(Data extracted from a collection)
════════════════
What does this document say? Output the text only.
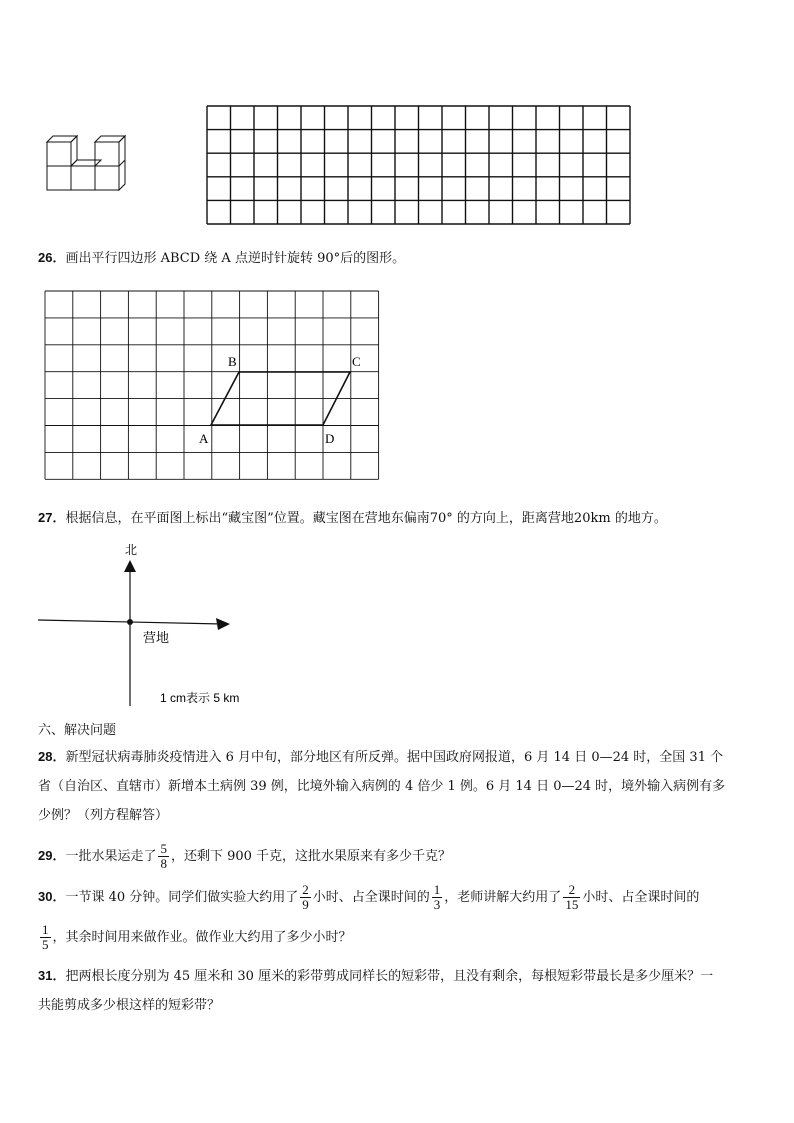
26．画出平行四边形 ABCD 绕 A 点逆时针旋转 90°后的图形。
B	C
A	D
27．根据信息，在平面图上标出“藏宝图”位置。藏宝图在营地东偏南70° 的方向上，距离营地20km 的地方。
北
营地
1 cm表示 5 km
六、解决问题
28．新型冠状病毒肺炎疫情进入 6 月中旬，部分地区有所反弹。据中国政府网报道，6 月 14 日 0—24 时，全国 31 个
省（自治区、直辖市）新增本土病例 39 例，比境外输入病例的 4 倍少 1 例。6 月 14 日 0—24 时，境外输入病例有多
少例？（列方程解答）
29．一批水果运走了 $\frac{5}{8}$ ，还剩下 900 千克，这批水果原来有多少千克？
30．一节课 40 分钟。同学们做实验大约用了 $\frac{2}{9}$ 小时、占全课时间的 $\frac{1}{3}$ ，老师讲解大约用了 $\frac{2}{15}$ 小时、占全课时间的
$\frac{1}{5}$ ，其余时间用来做作业。做作业大约用了多少小时？
31．把两根长度分别为 45 厘米和 30 厘米的彩带剪成同样长的短彩带，且没有剩余，每根短彩带最长是多少厘米？一
共能剪成多少根这样的短彩带？
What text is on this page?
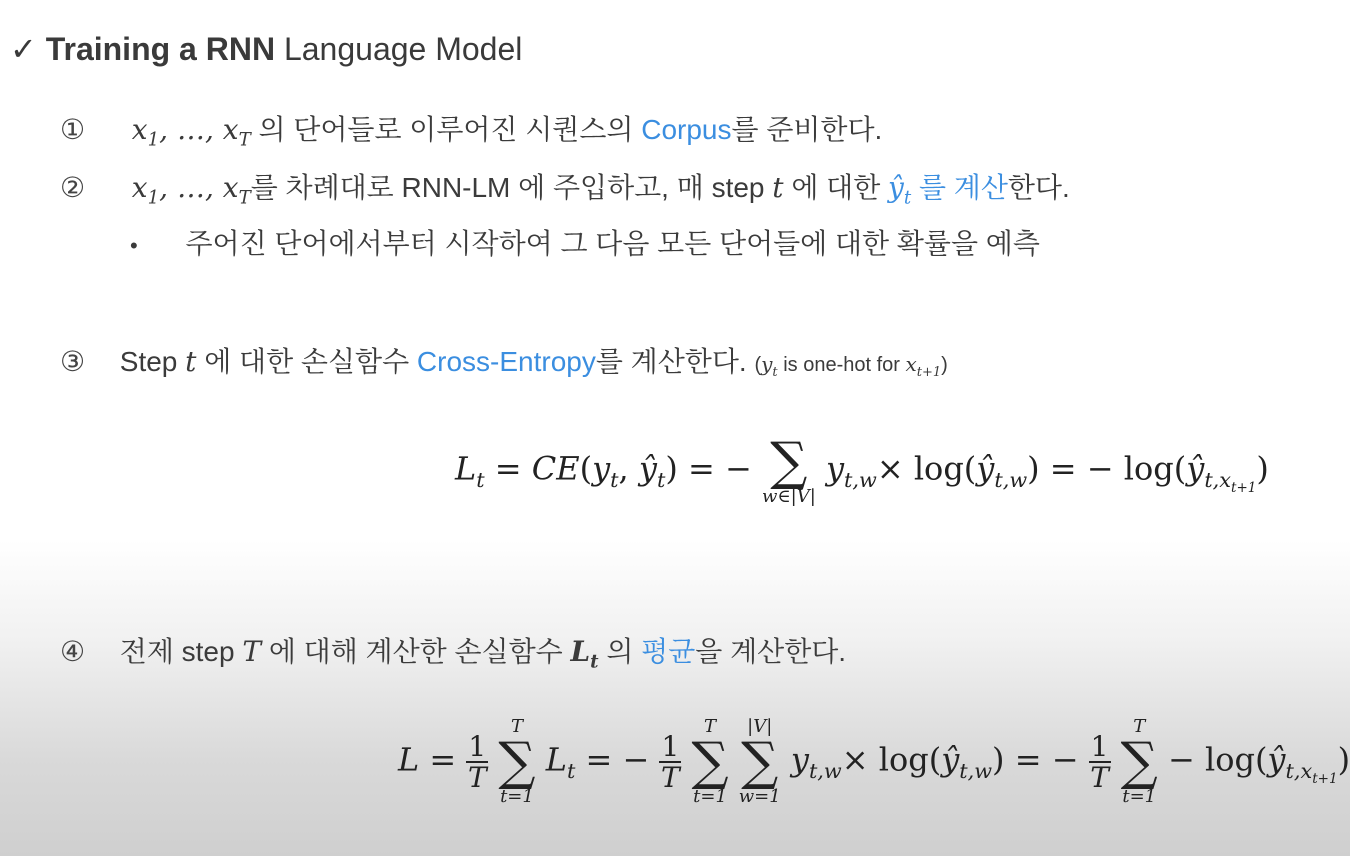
✓ Training a RNN Language Model
① $x_1$, …, $x_T$ 의 단어들로 이루어진 시퀀스의 Corpus를 준비한다.
② $x_1$, …, $x_T$를 차례대로 RNN-LM 에 주입하고, 매 step t 에 대한 $ŷ_t$ 를 계산한다.
• 주어진 단어에서부터 시작하여 그 다음 모든 단어들에 대한 확률을 예측
③ Step t 에 대한 손실함수 Cross-Entropy를 계산한다. ($y_t$ is one-hot for $x_{t+1}$)
$L_t = CE(y_t$, $ŷ_t$) = − ∑
w∈|V|
$y_{t,w}\times$ $\log(ŷ_{t,w})$ = − $\log(ŷ_{t,x_{t+1}})$
④ 전제 step T 에 대해 계산한 손실함수 $L_t$ 의 평균을 계산한다.
$L = \frac{1}{T}$

T
∑
t=1
$L_t$ = − $\frac{1}{T}$

T
∑
t=1

|V|
∑
w=1
$y_{t,w}\times$ $\log(ŷ_{t,w})$ = − $\frac{1}{T}$

T
∑
t=1
− $\log(ŷ_{t,x_{t+1}})$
════════════════
BRIEF: Copy each line above precisely, dropping the pictures.

TASK RESPONSE:
What does this document say? Output the text only.
26．画出平行四边形 ABCD 绕 A 点逆时针旋转 90°后的图形。
B	C
A	D
27．根据信息，在平面图上标出“藏宝图”位置。藏宝图在营地东偏南70° 的方向上，距离营地20km 的地方。
北
营地
1 cm表示 5 km
六、解决问题
28．新型冠状病毒肺炎疫情进入 6 月中旬，部分地区有所反弹。据中国政府网报道，6 月 14 日 0—24 时，全国 31 个
省（自治区、直辖市）新增本土病例 39 例，比境外输入病例的 4 倍少 1 例。6 月 14 日 0—24 时，境外输入病例有多
少例？（列方程解答）
29．一批水果运走了 $\frac{5}{8}$ ，还剩下 900 千克，这批水果原来有多少千克？
30．一节课 40 分钟。同学们做实验大约用了 $\frac{2}{9}$ 小时、占全课时间的 $\frac{1}{3}$ ，老师讲解大约用了 $\frac{2}{15}$ 小时、占全课时间的
$\frac{1}{5}$ ，其余时间用来做作业。做作业大约用了多少小时？
31．把两根长度分别为 45 厘米和 30 厘米的彩带剪成同样长的短彩带，且没有剩余，每根短彩带最长是多少厘米？一
共能剪成多少根这样的短彩带？
What text is on this page?
✓ Training a RNN Language Model
① $x_1$, …, $x_T$ 의 단어들로 이루어진 시퀀스의 Corpus를 준비한다.
② $x_1$, …, $x_T$를 차례대로 RNN-LM 에 주입하고, 매 step t 에 대한 $ŷ_t$ 를 계산한다.
• 주어진 단어에서부터 시작하여 그 다음 모든 단어들에 대한 확률을 예측
③ Step t 에 대한 손실함수 Cross-Entropy를 계산한다. ($y_t$ is one-hot for $x_{t+1}$)
$L_t = CE(y_t$, $ŷ_t$) = − ∑
w∈|V|
$y_{t,w}\times$ $\log(ŷ_{t,w})$ = − $\log(ŷ_{t,x_{t+1}})$
④ 전제 step T 에 대해 계산한 손실함수 $L_t$ 의 평균을 계산한다.
$L = \frac{1}{T}$

T
∑
t=1
$L_t$ = − $\frac{1}{T}$

T
∑
t=1

|V|
∑
w=1
$y_{t,w}\times$ $\log(ŷ_{t,w})$ = − $\frac{1}{T}$

T
∑
t=1
− $\log(ŷ_{t,x_{t+1}})$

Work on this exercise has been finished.